The problem
Look through the material and tally each line bearing the word "growth". Give only the total.
---------------
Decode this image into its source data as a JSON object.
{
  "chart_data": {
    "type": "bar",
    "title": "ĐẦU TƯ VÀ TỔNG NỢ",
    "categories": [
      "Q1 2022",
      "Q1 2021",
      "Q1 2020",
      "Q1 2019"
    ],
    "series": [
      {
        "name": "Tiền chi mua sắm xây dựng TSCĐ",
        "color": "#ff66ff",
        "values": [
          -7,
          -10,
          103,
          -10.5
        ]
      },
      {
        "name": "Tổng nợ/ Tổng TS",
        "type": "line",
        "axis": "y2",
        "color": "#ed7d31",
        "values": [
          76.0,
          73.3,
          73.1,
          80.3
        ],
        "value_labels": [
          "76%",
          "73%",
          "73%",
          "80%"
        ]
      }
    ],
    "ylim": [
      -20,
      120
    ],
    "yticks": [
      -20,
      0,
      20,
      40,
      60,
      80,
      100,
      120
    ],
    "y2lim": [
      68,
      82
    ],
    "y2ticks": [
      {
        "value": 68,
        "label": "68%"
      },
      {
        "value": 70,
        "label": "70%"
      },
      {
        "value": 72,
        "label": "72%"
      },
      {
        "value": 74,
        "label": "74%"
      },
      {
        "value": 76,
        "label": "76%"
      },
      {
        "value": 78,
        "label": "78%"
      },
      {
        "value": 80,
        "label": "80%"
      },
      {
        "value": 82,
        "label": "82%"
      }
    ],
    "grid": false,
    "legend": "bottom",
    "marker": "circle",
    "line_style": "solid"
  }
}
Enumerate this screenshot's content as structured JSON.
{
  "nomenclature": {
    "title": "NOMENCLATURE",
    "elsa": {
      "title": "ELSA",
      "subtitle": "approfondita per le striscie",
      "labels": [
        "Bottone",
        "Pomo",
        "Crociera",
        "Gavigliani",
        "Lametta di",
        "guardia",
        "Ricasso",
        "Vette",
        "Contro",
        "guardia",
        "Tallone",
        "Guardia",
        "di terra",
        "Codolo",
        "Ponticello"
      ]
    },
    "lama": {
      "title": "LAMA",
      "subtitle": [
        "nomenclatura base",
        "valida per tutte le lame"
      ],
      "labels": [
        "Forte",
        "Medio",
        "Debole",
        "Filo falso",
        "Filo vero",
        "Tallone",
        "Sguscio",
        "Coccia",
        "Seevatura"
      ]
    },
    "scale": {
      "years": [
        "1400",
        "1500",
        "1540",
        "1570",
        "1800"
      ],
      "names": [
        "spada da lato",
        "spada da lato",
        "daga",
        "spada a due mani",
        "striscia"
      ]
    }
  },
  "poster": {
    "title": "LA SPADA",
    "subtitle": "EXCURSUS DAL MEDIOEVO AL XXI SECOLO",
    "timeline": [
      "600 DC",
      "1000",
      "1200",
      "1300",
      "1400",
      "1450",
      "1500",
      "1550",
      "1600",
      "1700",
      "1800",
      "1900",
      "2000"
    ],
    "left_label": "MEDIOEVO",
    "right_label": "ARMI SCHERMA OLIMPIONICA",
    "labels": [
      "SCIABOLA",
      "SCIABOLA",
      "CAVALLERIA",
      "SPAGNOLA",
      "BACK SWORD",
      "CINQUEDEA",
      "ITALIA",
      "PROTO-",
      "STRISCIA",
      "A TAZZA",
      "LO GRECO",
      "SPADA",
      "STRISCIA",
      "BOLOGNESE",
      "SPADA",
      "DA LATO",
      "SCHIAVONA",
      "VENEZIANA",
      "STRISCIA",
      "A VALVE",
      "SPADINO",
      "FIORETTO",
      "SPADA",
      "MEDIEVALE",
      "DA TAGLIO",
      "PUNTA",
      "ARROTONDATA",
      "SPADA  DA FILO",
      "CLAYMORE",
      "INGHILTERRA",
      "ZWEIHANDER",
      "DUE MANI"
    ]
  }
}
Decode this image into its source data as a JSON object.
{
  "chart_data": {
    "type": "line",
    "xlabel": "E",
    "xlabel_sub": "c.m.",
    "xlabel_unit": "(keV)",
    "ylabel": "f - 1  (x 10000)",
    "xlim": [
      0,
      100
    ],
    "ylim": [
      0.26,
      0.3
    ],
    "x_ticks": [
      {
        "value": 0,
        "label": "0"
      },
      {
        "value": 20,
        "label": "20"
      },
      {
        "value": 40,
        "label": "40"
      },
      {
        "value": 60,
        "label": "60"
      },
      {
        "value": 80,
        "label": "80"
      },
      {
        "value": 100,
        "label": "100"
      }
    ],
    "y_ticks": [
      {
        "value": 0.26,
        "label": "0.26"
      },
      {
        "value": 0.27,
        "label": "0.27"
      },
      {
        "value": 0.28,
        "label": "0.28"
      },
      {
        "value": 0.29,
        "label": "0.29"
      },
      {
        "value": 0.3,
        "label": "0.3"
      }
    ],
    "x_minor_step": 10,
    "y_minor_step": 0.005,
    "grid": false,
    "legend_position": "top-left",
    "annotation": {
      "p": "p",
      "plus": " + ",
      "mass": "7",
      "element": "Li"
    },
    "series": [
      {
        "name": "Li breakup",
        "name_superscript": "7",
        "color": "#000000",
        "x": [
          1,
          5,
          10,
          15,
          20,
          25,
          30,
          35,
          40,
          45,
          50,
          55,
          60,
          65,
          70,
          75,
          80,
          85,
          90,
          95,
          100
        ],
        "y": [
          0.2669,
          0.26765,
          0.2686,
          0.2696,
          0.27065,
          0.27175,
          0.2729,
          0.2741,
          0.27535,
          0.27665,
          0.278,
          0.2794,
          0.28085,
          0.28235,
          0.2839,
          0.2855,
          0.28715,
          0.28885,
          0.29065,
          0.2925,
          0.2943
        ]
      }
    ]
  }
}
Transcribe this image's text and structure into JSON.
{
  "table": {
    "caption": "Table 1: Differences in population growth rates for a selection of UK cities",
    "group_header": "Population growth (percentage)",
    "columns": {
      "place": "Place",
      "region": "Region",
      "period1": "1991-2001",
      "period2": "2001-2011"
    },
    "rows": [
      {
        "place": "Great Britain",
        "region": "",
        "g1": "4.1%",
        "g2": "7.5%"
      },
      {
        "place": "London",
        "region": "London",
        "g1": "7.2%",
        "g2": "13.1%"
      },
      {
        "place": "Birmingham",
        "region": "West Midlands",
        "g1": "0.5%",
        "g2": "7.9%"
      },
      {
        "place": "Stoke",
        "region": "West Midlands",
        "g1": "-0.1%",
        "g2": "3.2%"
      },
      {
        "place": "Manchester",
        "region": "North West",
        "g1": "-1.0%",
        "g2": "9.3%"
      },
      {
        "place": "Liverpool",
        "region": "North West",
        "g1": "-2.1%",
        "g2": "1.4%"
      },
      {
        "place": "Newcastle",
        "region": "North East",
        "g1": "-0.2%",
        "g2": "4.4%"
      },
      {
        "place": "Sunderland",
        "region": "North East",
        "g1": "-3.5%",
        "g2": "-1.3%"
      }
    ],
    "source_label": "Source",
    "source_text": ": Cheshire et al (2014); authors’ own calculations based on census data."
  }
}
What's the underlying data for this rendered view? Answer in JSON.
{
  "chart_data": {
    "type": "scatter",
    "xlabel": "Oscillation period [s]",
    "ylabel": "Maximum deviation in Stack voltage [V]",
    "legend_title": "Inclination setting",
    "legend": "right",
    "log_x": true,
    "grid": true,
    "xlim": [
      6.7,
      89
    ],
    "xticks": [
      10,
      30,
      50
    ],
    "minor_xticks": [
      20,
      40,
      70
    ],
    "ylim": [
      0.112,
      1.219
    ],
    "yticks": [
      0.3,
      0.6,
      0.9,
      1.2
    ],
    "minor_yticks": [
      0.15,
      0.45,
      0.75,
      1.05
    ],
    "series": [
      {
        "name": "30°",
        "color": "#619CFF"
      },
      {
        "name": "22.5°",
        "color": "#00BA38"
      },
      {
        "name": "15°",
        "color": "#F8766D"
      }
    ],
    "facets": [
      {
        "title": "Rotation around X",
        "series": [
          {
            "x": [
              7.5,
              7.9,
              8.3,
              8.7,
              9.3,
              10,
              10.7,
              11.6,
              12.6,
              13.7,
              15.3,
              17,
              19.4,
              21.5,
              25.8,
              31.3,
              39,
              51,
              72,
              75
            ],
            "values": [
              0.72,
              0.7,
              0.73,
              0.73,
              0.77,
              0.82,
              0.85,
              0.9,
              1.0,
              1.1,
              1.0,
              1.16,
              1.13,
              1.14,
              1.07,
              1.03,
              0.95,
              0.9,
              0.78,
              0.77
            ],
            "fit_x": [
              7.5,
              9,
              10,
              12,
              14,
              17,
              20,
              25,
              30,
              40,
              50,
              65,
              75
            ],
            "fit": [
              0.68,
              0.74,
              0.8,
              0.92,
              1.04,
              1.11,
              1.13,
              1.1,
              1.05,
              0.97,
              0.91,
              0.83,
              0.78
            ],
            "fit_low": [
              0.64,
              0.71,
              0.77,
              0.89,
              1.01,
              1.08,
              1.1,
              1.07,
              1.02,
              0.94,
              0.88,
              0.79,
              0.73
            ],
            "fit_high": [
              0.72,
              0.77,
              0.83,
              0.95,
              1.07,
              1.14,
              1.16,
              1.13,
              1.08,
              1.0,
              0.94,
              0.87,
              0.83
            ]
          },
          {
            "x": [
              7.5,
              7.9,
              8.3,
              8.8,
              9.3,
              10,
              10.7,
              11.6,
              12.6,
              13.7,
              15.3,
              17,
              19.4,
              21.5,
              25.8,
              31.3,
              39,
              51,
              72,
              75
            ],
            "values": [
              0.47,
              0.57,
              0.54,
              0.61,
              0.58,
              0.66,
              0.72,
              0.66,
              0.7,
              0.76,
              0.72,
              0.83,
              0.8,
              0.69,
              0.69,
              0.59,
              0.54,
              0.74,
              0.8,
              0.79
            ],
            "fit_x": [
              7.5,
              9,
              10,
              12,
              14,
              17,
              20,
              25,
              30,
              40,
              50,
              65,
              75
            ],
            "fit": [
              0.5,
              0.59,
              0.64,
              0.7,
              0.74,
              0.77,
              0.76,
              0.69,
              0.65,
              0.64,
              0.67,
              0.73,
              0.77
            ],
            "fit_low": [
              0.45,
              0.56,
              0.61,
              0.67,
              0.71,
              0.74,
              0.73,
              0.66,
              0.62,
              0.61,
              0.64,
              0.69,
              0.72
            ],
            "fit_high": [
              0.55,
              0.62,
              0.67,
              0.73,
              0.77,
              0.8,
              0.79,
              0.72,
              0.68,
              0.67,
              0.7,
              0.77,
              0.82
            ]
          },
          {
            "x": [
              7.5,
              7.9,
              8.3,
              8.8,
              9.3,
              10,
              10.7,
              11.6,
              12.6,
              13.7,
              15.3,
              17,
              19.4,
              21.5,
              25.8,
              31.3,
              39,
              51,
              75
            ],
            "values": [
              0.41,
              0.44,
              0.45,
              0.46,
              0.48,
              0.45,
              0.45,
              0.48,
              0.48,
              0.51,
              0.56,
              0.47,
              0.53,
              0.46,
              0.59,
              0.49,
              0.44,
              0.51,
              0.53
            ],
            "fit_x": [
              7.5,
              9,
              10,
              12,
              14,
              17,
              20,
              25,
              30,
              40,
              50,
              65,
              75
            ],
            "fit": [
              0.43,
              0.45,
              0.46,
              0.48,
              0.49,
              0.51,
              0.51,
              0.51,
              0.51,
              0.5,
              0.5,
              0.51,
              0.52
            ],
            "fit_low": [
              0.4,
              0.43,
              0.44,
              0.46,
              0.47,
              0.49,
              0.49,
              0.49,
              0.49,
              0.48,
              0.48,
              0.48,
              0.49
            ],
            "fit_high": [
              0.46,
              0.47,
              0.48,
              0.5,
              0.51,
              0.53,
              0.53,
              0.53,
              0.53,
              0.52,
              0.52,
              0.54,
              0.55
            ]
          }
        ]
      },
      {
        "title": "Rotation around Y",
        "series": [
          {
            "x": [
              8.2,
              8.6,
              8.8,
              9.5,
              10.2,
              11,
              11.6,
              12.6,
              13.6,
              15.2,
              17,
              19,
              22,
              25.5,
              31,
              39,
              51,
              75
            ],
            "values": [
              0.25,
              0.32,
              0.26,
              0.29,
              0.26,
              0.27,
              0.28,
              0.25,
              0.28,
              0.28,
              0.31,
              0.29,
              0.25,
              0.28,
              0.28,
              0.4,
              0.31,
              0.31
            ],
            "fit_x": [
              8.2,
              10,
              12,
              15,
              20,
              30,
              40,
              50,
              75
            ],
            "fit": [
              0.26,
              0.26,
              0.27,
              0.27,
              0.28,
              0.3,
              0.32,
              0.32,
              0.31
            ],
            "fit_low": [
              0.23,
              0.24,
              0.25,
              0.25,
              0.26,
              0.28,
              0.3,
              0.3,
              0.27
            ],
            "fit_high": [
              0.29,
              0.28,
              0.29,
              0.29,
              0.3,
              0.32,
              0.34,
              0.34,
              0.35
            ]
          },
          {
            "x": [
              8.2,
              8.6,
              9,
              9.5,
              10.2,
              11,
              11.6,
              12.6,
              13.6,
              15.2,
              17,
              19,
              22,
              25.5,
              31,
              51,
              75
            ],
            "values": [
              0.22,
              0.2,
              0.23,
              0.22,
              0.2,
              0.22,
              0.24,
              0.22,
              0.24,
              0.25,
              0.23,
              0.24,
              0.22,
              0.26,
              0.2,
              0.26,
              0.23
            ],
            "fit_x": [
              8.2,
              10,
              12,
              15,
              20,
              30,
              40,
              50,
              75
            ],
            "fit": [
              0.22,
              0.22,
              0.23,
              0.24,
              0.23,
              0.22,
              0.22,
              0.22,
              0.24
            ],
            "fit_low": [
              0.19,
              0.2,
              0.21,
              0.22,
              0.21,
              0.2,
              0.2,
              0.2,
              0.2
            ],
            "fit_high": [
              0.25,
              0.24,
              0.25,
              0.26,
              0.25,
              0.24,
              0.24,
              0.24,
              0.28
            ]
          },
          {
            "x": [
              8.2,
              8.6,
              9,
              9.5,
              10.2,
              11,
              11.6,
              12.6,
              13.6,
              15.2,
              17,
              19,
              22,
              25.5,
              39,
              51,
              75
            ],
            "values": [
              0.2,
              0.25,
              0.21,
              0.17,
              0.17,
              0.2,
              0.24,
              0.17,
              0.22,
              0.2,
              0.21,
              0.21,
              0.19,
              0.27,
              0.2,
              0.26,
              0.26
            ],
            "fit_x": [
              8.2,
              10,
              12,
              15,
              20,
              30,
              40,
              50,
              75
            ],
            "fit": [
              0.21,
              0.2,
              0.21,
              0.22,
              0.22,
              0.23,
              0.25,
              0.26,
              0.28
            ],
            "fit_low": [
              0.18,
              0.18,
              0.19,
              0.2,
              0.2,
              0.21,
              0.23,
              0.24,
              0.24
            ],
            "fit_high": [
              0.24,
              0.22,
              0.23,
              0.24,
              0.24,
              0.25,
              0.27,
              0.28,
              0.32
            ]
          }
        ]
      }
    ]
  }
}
---------------
Solved problem
2